§ **Aim**:
Word for word, repeat the entries, minus the pictures.

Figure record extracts
============
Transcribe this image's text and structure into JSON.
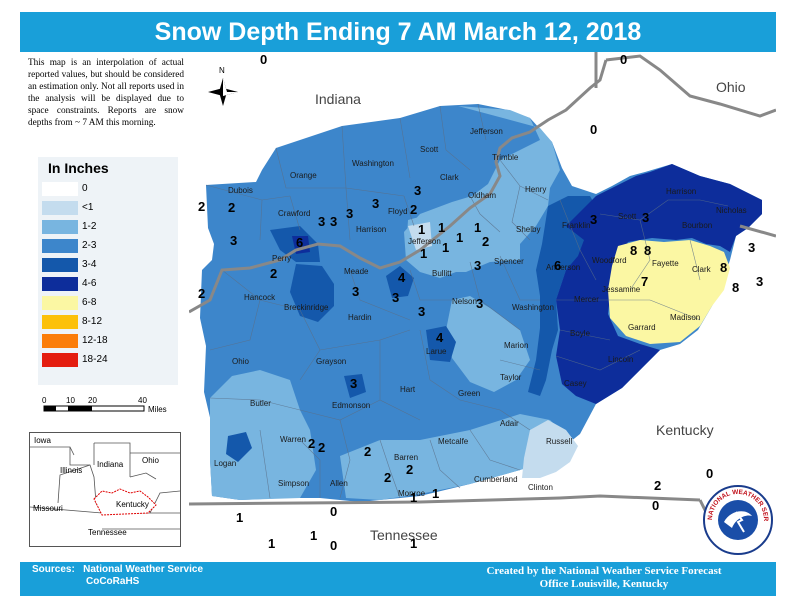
{
  "title": "Snow Depth Ending 7 AM March 12, 2018",
  "disclaimer": "This map is an interpolation of actual reported values, but should be considered an estimation only. Not all reports used in the analysis will be displayed due to space constraints. Reports are snow depths from ~ 7 AM this morning.",
  "legend": {
    "title": "In Inches",
    "items": [
      {
        "label": "0",
        "color": "#ffffff"
      },
      {
        "label": "<1",
        "color": "#c4dcee"
      },
      {
        "label": "1-2",
        "color": "#78b5e0"
      },
      {
        "label": "2-3",
        "color": "#3d86cb"
      },
      {
        "label": "3-4",
        "color": "#1458ab"
      },
      {
        "label": "4-6",
        "color": "#0d2d9b"
      },
      {
        "label": "6-8",
        "color": "#fbf7a3"
      },
      {
        "label": "8-12",
        "color": "#fcc10a"
      },
      {
        "label": "12-18",
        "color": "#fb7d09"
      },
      {
        "label": "18-24",
        "color": "#e41d0f"
      }
    ]
  },
  "scale": {
    "labels": [
      "0",
      "10",
      "20",
      "40"
    ],
    "unit": "Miles"
  },
  "north_label": "N",
  "state_labels": {
    "indiana": "Indiana",
    "ohio": "Ohio",
    "kentucky": "Kentucky",
    "tennessee": "Tennessee"
  },
  "inset_labels": {
    "iowa": "Iowa",
    "illinois": "Illinois",
    "indiana": "Indiana",
    "ohio": "Ohio",
    "missouri": "Missouri",
    "kentucky": "Kentucky",
    "tennessee": "Tennessee"
  },
  "counties": {
    "jefferson_in": "Jefferson",
    "scott": "Scott",
    "washington_in": "Washington",
    "orange": "Orange",
    "dubois": "Dubois",
    "crawford": "Crawford",
    "harrison_in": "Harrison",
    "floyd": "Floyd",
    "clark_in": "Clark",
    "trimble": "Trimble",
    "henry": "Henry",
    "oldham": "Oldham",
    "jefferson_ky": "Jefferson",
    "shelby": "Shelby",
    "franklin": "Franklin",
    "scott_ky": "Scott",
    "harrison_ky": "Harrison",
    "nicholas": "Nicholas",
    "bourbon": "Bourbon",
    "woodford": "Woodford",
    "fayette": "Fayette",
    "clark_ky": "Clark",
    "jessamine": "Jessamine",
    "madison": "Madison",
    "garrard": "Garrard",
    "anderson": "Anderson",
    "mercer": "Mercer",
    "boyle": "Boyle",
    "lincoln": "Lincoln",
    "casey": "Casey",
    "perry": "Perry",
    "hancock": "Hancock",
    "meade": "Meade",
    "breckinridge": "Breckinridge",
    "bullitt": "Bullitt",
    "spencer": "Spencer",
    "nelson": "Nelson",
    "hardin": "Hardin",
    "washington_ky": "Washington",
    "marion": "Marion",
    "larue": "Larue",
    "ohio": "Ohio",
    "grayson": "Grayson",
    "taylor": "Taylor",
    "hart": "Hart",
    "green": "Green",
    "butler": "Butler",
    "edmonson": "Edmonson",
    "adair": "Adair",
    "warren": "Warren",
    "russell": "Russell",
    "logan": "Logan",
    "metcalfe": "Metcalfe",
    "barren": "Barren",
    "simpson": "Simpson",
    "allen": "Allen",
    "cumberland": "Cumberland",
    "monroe": "Monroe",
    "clinton": "Clinton"
  },
  "observations": [
    "0",
    "0",
    "0",
    "2",
    "2",
    "3",
    "3",
    "3",
    "3",
    "6",
    "3",
    "2",
    "3",
    "1",
    "1",
    "1",
    "1",
    "2",
    "3",
    "1",
    "1",
    "3",
    "3",
    "6",
    "8",
    "8",
    "7",
    "8",
    "8",
    "3",
    "3",
    "2",
    "2",
    "4",
    "3",
    "3",
    "4",
    "3",
    "3",
    "3",
    "2",
    "2",
    "2",
    "2",
    "2",
    "1",
    "1",
    "1",
    "1",
    "1",
    "1",
    "0",
    "0",
    "2",
    "0",
    "0",
    "0",
    "0",
    "1",
    "1"
  ],
  "footer": {
    "sources_label": "Sources:",
    "sources": [
      "National Weather Service",
      "CoCoRaHS"
    ],
    "credit_line1": "Created by the National Weather Service Forecast",
    "credit_line2": "Office Louisville, Kentucky"
  },
  "logo_text": "NATIONAL WEATHER SERVICE"
}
============
§ **Solution to this task**:
Transcribe this image's text and structure into JSON.
{
  "title": "Snow Depth Ending 7 AM March 12, 2018",
  "disclaimer": "This map is an interpolation of actual reported values, but should be considered an estimation only. Not all reports used in the analysis will be displayed due to space constraints. Reports are snow depths from ~ 7 AM this morning.",
  "legend": {
    "title": "In Inches",
    "items": [
      {
        "label": "0",
        "color": "#ffffff"
      },
      {
        "label": "<1",
        "color": "#c4dcee"
      },
      {
        "label": "1-2",
        "color": "#78b5e0"
      },
      {
        "label": "2-3",
        "color": "#3d86cb"
      },
      {
        "label": "3-4",
        "color": "#1458ab"
      },
      {
        "label": "4-6",
        "color": "#0d2d9b"
      },
      {
        "label": "6-8",
        "color": "#fbf7a3"
      },
      {
        "label": "8-12",
        "color": "#fcc10a"
      },
      {
        "label": "12-18",
        "color": "#fb7d09"
      },
      {
        "label": "18-24",
        "color": "#e41d0f"
      }
    ]
  },
  "scale": {
    "labels": [
      "0",
      "10",
      "20",
      "40"
    ],
    "unit": "Miles"
  },
  "north_label": "N",
  "state_labels": {
    "indiana": "Indiana",
    "ohio": "Ohio",
    "kentucky": "Kentucky",
    "tennessee": "Tennessee"
  },
  "inset_labels": {
    "iowa": "Iowa",
    "illinois": "Illinois",
    "indiana": "Indiana",
    "ohio": "Ohio",
    "missouri": "Missouri",
    "kentucky": "Kentucky",
    "tennessee": "Tennessee"
  },
  "counties": {
    "jefferson_in": "Jefferson",
    "scott": "Scott",
    "washington_in": "Washington",
    "orange": "Orange",
    "dubois": "Dubois",
    "crawford": "Crawford",
    "harrison_in": "Harrison",
    "floyd": "Floyd",
    "clark_in": "Clark",
    "trimble": "Trimble",
    "henry": "Henry",
    "oldham": "Oldham",
    "jefferson_ky": "Jefferson",
    "shelby": "Shelby",
    "franklin": "Franklin",
    "scott_ky": "Scott",
    "harrison_ky": "Harrison",
    "nicholas": "Nicholas",
    "bourbon": "Bourbon",
    "woodford": "Woodford",
    "fayette": "Fayette",
    "clark_ky": "Clark",
    "jessamine": "Jessamine",
    "madison": "Madison",
    "garrard": "Garrard",
    "anderson": "Anderson",
    "mercer": "Mercer",
    "boyle": "Boyle",
    "lincoln": "Lincoln",
    "casey": "Casey",
    "perry": "Perry",
    "hancock": "Hancock",
    "meade": "Meade",
    "breckinridge": "Breckinridge",
    "bullitt": "Bullitt",
    "spencer": "Spencer",
    "nelson": "Nelson",
    "hardin": "Hardin",
    "washington_ky": "Washington",
    "marion": "Marion",
    "larue": "Larue",
    "ohio": "Ohio",
    "grayson": "Grayson",
    "taylor": "Taylor",
    "hart": "Hart",
    "green": "Green",
    "butler": "Butler",
    "edmonson": "Edmonson",
    "adair": "Adair",
    "warren": "Warren",
    "russell": "Russell",
    "logan": "Logan",
    "metcalfe": "Metcalfe",
    "barren": "Barren",
    "simpson": "Simpson",
    "allen": "Allen",
    "cumberland": "Cumberland",
    "monroe": "Monroe",
    "clinton": "Clinton"
  },
  "observations": [
    "0",
    "0",
    "0",
    "2",
    "2",
    "3",
    "3",
    "3",
    "3",
    "6",
    "3",
    "2",
    "3",
    "1",
    "1",
    "1",
    "1",
    "2",
    "3",
    "1",
    "1",
    "3",
    "3",
    "6",
    "8",
    "8",
    "7",
    "8",
    "8",
    "3",
    "3",
    "2",
    "2",
    "4",
    "3",
    "3",
    "4",
    "3",
    "3",
    "3",
    "2",
    "2",
    "2",
    "2",
    "2",
    "1",
    "1",
    "1",
    "1",
    "1",
    "1",
    "0",
    "0",
    "2",
    "0",
    "0",
    "0",
    "0",
    "1",
    "1"
  ],
  "footer": {
    "sources_label": "Sources:",
    "sources": [
      "National Weather Service",
      "CoCoRaHS"
    ],
    "credit_line1": "Created by the National Weather Service Forecast",
    "credit_line2": "Office Louisville, Kentucky"
  },
  "logo_text": "NATIONAL WEATHER SERVICE"
}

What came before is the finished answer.